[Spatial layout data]

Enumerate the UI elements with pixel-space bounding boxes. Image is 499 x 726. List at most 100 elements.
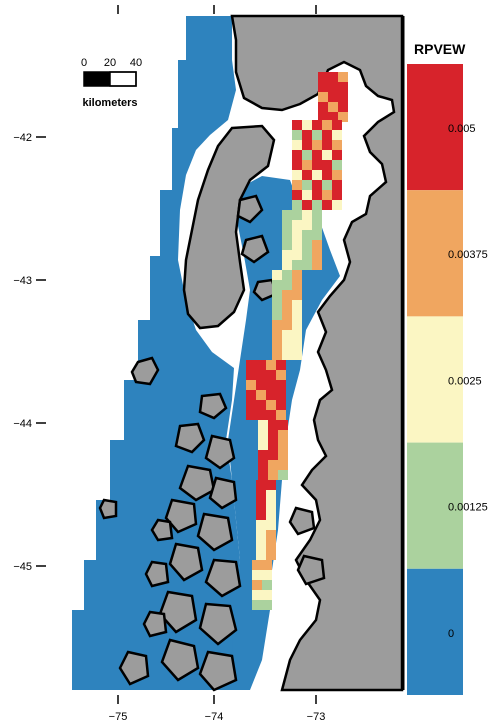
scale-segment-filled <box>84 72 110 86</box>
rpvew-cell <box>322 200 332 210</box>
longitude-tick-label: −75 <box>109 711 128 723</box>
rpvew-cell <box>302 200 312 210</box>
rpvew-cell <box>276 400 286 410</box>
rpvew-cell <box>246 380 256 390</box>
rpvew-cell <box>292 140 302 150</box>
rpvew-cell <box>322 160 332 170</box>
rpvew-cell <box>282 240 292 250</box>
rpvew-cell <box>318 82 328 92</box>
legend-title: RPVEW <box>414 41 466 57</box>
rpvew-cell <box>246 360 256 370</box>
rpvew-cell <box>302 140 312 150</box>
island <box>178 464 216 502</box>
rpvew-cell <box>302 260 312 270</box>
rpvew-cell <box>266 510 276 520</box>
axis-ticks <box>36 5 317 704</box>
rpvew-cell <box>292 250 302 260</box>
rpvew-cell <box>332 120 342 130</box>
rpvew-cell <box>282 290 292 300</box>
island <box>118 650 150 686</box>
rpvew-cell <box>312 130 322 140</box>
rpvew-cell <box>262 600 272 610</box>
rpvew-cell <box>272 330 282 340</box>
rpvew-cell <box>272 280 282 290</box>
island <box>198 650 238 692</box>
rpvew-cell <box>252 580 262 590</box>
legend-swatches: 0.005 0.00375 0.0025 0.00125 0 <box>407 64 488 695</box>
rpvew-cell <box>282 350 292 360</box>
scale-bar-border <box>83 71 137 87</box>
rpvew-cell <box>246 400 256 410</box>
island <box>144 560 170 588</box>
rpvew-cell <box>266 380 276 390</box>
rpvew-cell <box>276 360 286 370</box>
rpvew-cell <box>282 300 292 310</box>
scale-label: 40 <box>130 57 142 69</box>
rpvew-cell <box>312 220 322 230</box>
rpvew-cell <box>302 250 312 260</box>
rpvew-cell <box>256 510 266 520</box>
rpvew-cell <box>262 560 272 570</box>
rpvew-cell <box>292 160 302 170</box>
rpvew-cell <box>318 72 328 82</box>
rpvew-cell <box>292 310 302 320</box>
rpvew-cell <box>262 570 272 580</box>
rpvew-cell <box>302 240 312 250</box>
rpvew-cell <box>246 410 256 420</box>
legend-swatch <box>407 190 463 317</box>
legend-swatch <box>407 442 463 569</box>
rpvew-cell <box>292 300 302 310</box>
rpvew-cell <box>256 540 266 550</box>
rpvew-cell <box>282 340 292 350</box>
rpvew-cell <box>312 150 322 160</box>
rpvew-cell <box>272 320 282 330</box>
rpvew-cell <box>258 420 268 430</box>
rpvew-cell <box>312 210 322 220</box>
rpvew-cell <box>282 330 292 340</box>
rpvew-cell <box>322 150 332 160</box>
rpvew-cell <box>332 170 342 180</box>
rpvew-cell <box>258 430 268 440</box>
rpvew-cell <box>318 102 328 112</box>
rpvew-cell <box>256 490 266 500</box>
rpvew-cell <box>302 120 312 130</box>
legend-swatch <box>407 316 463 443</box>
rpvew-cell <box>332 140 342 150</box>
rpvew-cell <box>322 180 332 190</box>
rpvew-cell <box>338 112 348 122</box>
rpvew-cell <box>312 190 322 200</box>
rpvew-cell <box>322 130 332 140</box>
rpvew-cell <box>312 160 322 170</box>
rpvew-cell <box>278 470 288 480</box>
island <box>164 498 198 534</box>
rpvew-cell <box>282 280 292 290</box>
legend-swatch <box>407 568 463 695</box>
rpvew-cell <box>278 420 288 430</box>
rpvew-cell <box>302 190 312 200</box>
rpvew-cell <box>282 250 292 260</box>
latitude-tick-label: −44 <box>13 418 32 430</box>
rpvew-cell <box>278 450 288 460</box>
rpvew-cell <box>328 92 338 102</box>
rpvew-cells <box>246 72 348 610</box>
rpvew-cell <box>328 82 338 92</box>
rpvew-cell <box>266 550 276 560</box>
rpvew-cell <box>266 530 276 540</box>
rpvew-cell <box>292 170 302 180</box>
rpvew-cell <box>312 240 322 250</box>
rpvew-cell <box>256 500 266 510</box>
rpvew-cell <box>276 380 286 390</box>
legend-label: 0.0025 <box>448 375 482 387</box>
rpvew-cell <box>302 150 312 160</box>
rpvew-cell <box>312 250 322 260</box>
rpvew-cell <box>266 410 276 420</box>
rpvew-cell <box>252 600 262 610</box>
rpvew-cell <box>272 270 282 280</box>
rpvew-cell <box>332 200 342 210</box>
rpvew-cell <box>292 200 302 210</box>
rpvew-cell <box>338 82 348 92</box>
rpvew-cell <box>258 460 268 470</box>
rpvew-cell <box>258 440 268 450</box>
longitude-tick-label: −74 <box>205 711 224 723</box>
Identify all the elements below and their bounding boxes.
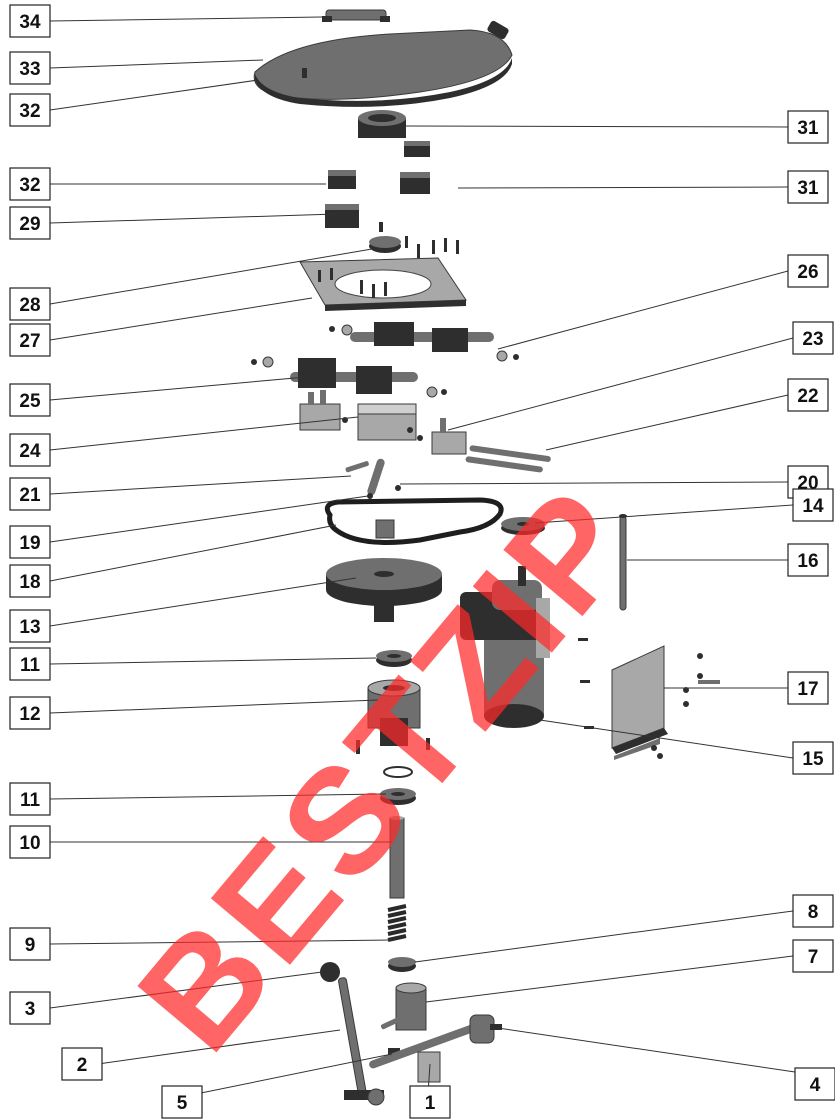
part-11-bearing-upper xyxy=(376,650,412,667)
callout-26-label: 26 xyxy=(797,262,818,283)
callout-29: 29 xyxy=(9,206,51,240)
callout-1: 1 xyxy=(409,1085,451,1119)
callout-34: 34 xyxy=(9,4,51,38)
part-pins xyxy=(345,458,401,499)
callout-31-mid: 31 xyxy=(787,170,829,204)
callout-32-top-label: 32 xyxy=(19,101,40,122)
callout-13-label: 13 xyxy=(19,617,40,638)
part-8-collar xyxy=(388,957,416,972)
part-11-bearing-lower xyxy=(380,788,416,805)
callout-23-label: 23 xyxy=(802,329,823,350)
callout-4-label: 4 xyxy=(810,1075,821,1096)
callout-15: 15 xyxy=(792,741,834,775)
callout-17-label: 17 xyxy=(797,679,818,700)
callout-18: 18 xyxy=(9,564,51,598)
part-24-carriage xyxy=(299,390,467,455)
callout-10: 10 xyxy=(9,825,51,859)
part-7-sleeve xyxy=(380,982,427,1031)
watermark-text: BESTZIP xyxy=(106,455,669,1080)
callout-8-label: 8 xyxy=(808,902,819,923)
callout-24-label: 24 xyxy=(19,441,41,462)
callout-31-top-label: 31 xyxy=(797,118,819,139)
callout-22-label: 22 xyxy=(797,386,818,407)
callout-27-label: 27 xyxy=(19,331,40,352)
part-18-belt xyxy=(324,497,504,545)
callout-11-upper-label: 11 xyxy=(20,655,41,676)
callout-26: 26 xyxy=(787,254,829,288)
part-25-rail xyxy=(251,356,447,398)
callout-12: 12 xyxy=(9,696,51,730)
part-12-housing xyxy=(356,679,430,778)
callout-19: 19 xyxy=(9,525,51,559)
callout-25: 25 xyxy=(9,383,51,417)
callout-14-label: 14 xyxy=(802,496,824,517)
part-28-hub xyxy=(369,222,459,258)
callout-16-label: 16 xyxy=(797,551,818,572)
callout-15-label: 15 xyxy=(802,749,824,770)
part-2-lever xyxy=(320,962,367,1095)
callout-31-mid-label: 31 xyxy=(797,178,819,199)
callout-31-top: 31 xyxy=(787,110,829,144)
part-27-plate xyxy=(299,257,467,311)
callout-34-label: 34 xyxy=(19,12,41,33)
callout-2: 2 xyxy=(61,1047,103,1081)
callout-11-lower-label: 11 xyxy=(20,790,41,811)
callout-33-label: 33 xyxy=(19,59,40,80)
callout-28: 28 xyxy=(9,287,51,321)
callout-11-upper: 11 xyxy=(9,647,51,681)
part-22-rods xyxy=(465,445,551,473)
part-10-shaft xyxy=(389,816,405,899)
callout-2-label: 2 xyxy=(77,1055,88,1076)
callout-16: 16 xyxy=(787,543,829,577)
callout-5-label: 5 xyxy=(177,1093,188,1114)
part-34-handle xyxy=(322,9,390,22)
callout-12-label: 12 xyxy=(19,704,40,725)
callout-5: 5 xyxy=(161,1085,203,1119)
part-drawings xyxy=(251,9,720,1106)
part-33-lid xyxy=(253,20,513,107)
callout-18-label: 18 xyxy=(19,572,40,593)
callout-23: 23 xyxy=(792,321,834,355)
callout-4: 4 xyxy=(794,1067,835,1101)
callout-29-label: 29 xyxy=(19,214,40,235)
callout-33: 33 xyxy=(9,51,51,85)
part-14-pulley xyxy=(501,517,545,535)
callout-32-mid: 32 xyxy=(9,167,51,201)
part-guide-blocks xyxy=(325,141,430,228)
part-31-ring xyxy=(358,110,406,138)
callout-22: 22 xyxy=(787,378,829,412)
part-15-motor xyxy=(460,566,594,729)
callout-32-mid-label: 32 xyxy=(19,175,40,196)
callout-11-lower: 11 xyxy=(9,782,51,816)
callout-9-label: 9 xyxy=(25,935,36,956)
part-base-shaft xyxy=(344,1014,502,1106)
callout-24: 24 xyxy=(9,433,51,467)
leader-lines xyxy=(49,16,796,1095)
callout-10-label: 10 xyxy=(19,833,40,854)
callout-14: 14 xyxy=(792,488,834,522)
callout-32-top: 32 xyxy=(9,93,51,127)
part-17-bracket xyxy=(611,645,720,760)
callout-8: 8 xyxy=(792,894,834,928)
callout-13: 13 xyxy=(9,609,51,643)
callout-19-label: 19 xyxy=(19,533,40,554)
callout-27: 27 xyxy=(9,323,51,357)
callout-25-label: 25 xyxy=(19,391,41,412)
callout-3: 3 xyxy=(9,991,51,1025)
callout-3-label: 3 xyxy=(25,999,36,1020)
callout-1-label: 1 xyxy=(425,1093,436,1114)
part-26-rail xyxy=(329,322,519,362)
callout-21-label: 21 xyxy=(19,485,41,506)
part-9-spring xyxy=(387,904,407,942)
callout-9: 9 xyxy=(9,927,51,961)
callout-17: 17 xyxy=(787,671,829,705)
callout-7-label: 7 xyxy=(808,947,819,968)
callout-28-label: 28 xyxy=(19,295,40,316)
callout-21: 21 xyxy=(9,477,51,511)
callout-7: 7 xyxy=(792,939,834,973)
* * *
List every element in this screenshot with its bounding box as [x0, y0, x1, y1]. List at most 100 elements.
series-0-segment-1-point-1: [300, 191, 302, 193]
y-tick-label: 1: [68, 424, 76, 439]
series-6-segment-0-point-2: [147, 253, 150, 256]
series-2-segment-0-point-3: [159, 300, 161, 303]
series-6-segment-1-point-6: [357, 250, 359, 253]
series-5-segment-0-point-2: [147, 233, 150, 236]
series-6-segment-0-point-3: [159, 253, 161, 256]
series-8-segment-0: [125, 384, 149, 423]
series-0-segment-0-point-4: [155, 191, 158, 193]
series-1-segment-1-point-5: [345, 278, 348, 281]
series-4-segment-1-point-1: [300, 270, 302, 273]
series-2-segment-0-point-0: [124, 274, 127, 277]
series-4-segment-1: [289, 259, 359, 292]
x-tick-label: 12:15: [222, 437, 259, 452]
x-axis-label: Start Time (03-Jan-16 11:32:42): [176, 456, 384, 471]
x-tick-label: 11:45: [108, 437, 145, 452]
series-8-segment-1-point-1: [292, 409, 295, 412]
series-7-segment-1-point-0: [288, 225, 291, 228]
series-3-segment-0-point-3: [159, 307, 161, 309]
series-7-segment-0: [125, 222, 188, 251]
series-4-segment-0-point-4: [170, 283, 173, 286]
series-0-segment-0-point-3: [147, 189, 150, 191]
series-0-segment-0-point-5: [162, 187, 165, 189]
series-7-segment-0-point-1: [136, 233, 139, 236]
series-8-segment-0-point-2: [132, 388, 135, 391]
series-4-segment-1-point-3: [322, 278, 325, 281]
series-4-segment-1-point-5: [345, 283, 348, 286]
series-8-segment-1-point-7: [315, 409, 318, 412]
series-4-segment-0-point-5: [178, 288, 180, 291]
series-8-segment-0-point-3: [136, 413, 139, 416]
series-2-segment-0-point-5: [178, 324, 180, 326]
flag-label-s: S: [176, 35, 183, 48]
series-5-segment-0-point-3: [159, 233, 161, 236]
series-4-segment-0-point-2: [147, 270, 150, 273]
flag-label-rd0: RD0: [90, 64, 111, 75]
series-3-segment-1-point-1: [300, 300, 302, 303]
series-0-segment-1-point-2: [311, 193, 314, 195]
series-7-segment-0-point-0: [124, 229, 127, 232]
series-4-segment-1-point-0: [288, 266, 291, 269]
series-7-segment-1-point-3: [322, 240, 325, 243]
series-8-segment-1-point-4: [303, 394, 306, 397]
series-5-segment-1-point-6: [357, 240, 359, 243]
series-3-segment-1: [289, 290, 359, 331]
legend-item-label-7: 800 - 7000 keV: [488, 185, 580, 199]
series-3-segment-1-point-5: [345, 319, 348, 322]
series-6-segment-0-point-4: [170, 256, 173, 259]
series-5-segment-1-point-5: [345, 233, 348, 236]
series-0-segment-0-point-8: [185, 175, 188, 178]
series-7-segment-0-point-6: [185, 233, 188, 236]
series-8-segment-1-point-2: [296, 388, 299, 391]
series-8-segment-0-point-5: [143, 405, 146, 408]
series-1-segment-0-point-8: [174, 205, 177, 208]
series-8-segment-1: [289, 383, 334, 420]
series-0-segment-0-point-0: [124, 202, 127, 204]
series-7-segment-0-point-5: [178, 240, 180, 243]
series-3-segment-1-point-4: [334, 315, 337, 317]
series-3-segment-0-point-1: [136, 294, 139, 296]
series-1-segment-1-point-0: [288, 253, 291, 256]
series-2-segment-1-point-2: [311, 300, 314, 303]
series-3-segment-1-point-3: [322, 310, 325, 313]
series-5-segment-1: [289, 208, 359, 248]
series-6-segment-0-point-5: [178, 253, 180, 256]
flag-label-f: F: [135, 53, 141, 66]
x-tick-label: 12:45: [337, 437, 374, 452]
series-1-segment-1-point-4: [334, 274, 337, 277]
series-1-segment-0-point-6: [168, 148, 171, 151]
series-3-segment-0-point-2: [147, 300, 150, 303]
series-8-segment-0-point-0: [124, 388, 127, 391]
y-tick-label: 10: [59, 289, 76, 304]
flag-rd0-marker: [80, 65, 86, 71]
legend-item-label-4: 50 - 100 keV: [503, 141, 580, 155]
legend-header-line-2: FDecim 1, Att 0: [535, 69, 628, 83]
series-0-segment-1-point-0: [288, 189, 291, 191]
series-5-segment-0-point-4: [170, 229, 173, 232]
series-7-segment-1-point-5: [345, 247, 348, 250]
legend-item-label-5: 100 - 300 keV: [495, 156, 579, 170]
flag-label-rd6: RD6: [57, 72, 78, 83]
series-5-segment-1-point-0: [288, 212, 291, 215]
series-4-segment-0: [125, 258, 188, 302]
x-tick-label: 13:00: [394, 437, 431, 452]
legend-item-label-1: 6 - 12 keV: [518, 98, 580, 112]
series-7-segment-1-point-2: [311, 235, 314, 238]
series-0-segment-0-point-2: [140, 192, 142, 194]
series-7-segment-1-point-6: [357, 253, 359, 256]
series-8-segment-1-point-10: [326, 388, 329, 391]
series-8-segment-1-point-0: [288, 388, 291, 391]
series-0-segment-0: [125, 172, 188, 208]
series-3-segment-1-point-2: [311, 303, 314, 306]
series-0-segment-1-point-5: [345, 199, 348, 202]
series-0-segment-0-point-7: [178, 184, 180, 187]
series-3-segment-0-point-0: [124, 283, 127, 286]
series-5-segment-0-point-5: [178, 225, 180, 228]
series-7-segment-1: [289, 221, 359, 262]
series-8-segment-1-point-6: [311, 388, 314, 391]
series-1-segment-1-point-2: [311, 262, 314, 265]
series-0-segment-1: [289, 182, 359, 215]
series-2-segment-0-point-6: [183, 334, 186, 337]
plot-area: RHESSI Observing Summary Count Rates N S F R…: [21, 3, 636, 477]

Work to do:
Repeat the entries from the line with "scale-segment-filled <box>84 72 110 86</box>" to the line with "island <box>198 650 238 692</box>", including both of those lines.

Task answer:
scale-segment-filled <box>84 72 110 86</box>
rpvew-cell <box>322 200 332 210</box>
longitude-tick-label: −75 <box>109 711 128 723</box>
rpvew-cell <box>302 200 312 210</box>
rpvew-cell <box>276 400 286 410</box>
rpvew-cell <box>246 380 256 390</box>
rpvew-cell <box>292 140 302 150</box>
rpvew-cell <box>322 160 332 170</box>
rpvew-cell <box>282 240 292 250</box>
rpvew-cell <box>318 82 328 92</box>
legend-title: RPVEW <box>414 41 466 57</box>
rpvew-cell <box>246 360 256 370</box>
rpvew-cell <box>302 140 312 150</box>
island <box>178 464 216 502</box>
rpvew-cell <box>302 260 312 270</box>
rpvew-cell <box>266 510 276 520</box>
axis-ticks <box>36 5 317 704</box>
rpvew-cell <box>292 250 302 260</box>
rpvew-cell <box>332 120 342 130</box>
rpvew-cell <box>282 290 292 300</box>
island <box>118 650 150 686</box>
rpvew-cell <box>312 130 322 140</box>
rpvew-cell <box>262 600 272 610</box>
rpvew-cell <box>272 330 282 340</box>
rpvew-cell <box>272 280 282 290</box>
island <box>198 650 238 692</box>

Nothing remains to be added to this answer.